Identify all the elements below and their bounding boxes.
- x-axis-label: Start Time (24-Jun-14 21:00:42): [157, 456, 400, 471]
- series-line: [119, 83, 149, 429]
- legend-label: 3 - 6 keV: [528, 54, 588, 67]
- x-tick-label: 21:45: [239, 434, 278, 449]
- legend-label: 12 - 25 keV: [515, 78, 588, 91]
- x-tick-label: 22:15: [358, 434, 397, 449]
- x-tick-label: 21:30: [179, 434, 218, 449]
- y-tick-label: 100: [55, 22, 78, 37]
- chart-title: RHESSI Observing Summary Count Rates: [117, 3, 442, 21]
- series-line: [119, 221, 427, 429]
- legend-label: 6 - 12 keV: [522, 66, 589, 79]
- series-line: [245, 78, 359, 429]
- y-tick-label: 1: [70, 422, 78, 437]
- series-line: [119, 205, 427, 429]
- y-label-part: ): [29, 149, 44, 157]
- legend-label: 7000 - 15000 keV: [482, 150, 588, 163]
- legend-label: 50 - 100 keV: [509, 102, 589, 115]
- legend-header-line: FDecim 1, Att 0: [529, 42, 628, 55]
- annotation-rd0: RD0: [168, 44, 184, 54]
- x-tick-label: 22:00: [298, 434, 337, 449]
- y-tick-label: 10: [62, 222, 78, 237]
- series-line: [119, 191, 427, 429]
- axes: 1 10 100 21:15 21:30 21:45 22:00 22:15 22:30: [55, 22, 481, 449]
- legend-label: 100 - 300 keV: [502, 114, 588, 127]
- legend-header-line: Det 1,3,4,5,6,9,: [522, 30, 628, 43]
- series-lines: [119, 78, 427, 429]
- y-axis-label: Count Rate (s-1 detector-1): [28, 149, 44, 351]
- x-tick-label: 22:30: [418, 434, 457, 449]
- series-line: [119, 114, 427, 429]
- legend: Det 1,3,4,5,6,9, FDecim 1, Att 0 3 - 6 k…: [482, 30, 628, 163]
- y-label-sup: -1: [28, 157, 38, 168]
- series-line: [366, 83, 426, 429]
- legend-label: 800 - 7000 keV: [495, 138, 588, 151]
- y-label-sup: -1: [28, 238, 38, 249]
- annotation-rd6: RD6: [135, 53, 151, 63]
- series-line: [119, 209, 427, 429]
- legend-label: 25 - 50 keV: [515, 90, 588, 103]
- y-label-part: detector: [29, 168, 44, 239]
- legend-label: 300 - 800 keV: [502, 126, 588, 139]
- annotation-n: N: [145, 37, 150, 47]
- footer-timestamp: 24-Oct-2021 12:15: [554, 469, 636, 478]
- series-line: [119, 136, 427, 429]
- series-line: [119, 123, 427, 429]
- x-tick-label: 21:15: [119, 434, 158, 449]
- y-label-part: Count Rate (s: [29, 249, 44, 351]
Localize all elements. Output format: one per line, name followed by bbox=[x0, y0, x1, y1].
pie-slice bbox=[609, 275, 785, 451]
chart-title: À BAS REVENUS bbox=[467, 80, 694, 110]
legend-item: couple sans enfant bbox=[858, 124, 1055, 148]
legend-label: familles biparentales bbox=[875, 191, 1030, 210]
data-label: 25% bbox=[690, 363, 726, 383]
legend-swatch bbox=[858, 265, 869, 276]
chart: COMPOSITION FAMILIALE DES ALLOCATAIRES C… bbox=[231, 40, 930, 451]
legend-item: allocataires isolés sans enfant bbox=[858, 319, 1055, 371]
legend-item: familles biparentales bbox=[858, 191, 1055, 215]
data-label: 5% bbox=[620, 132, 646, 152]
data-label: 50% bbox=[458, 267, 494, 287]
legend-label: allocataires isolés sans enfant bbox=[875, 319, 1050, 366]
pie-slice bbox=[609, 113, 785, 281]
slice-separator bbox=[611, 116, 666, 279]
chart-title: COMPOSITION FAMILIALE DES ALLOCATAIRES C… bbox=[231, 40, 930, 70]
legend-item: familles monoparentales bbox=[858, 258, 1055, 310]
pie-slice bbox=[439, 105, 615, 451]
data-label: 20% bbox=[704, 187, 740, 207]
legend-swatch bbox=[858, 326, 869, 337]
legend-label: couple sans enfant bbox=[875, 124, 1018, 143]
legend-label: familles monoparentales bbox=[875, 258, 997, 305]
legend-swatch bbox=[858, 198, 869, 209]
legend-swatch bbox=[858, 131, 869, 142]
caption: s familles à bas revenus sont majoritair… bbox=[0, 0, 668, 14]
_ _ _ _
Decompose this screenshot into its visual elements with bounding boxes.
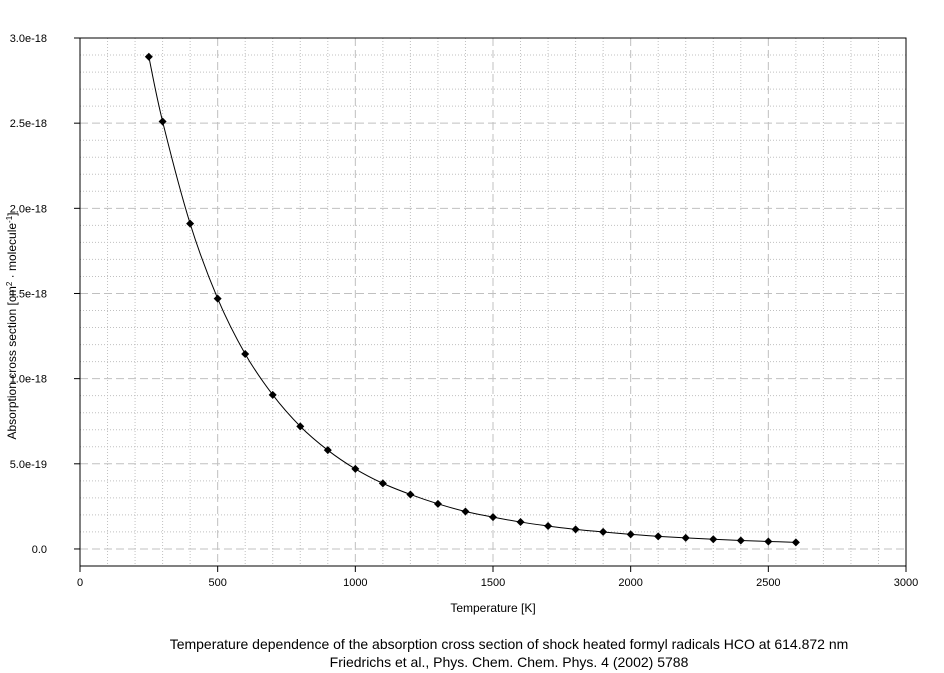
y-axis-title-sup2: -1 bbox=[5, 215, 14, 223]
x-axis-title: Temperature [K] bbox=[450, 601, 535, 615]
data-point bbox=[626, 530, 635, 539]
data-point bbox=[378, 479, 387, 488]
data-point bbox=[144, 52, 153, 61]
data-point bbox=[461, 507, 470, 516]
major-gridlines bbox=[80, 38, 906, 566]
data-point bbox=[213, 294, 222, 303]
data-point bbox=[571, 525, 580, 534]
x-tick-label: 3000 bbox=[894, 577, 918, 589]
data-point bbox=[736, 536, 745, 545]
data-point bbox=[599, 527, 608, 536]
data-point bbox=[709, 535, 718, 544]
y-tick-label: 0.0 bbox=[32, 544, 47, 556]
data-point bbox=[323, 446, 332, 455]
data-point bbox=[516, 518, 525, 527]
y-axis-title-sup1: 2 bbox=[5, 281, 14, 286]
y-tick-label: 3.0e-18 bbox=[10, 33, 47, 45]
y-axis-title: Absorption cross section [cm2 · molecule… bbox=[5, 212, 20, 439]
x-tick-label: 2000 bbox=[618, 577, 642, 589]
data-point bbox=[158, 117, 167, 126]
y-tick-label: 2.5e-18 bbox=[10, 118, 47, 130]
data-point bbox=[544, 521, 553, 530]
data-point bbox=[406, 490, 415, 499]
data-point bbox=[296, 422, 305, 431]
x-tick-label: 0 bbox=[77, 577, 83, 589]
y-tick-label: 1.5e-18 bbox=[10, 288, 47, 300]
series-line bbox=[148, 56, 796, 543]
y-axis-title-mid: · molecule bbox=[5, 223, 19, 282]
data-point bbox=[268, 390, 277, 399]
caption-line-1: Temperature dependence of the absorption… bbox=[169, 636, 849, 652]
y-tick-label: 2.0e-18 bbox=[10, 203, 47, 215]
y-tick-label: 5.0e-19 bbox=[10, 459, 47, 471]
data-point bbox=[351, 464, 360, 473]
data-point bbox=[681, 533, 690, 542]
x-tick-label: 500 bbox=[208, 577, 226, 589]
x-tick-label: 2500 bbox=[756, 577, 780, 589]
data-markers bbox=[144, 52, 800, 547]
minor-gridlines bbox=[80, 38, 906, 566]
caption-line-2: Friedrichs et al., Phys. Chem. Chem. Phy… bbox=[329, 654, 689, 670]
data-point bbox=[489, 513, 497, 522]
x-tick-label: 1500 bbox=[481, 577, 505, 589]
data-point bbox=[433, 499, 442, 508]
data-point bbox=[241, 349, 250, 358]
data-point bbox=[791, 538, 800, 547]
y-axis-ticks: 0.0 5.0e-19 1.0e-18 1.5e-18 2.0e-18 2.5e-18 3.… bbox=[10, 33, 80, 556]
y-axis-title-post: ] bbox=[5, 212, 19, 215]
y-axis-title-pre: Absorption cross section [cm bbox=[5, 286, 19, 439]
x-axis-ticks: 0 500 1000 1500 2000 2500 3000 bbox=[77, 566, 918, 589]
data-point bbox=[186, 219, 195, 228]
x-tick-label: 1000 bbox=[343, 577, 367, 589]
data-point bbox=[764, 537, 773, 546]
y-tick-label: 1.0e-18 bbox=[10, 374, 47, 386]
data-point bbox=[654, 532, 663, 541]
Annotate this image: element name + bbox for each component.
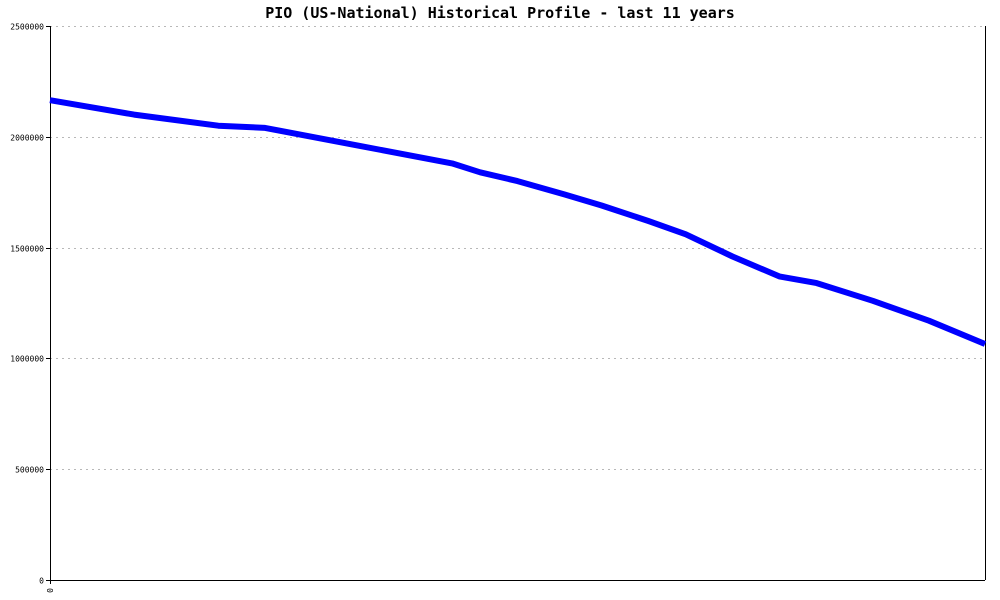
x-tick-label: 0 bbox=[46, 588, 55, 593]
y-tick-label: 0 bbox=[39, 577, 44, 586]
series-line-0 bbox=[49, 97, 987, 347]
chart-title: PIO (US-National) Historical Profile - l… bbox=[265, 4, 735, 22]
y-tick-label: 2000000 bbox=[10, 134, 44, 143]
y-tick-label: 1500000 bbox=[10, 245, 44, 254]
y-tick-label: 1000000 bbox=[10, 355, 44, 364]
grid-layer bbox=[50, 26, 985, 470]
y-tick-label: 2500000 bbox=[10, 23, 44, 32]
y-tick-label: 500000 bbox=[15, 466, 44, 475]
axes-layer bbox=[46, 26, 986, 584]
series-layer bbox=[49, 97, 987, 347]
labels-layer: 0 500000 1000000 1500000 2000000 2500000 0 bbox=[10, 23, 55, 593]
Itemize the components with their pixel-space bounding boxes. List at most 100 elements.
_ _ _ _
• **Task statement**:
Can you reproduce the records verbatim, starting at the line containing "Identify all the" and continuing through the line containing "- axes: 1 10", with both of those lines included?

• **Answer to the task**:
Identify all the elements below and their bounding boxes.
- x-axis-label: Start Time (24-Jun-14 21:00:42): [157, 456, 400, 471]
- series-line: [119, 83, 149, 429]
- legend-label: 3 - 6 keV: [528, 54, 588, 67]
- x-tick-label: 21:45: [239, 434, 278, 449]
- legend-label: 12 - 25 keV: [515, 78, 588, 91]
- x-tick-label: 22:15: [358, 434, 397, 449]
- x-tick-label: 21:30: [179, 434, 218, 449]
- y-tick-label: 100: [55, 22, 78, 37]
- chart-title: RHESSI Observing Summary Count Rates: [117, 3, 442, 21]
- series-line: [119, 221, 427, 429]
- legend-label: 6 - 12 keV: [522, 66, 589, 79]
- series-line: [245, 78, 359, 429]
- y-tick-label: 1: [70, 422, 78, 437]
- series-line: [119, 205, 427, 429]
- y-label-part: ): [29, 149, 44, 157]
- legend-label: 7000 - 15000 keV: [482, 150, 588, 163]
- legend-label: 50 - 100 keV: [509, 102, 589, 115]
- legend-header-line: FDecim 1, Att 0: [529, 42, 628, 55]
- annotation-rd0: RD0: [168, 44, 184, 54]
- x-tick-label: 22:00: [298, 434, 337, 449]
- y-tick-label: 10: [62, 222, 78, 237]
- series-line: [119, 191, 427, 429]
- axes: 1 10 100 21:15 21:30 21:45 22:00 22:15 22:30: [55, 22, 481, 449]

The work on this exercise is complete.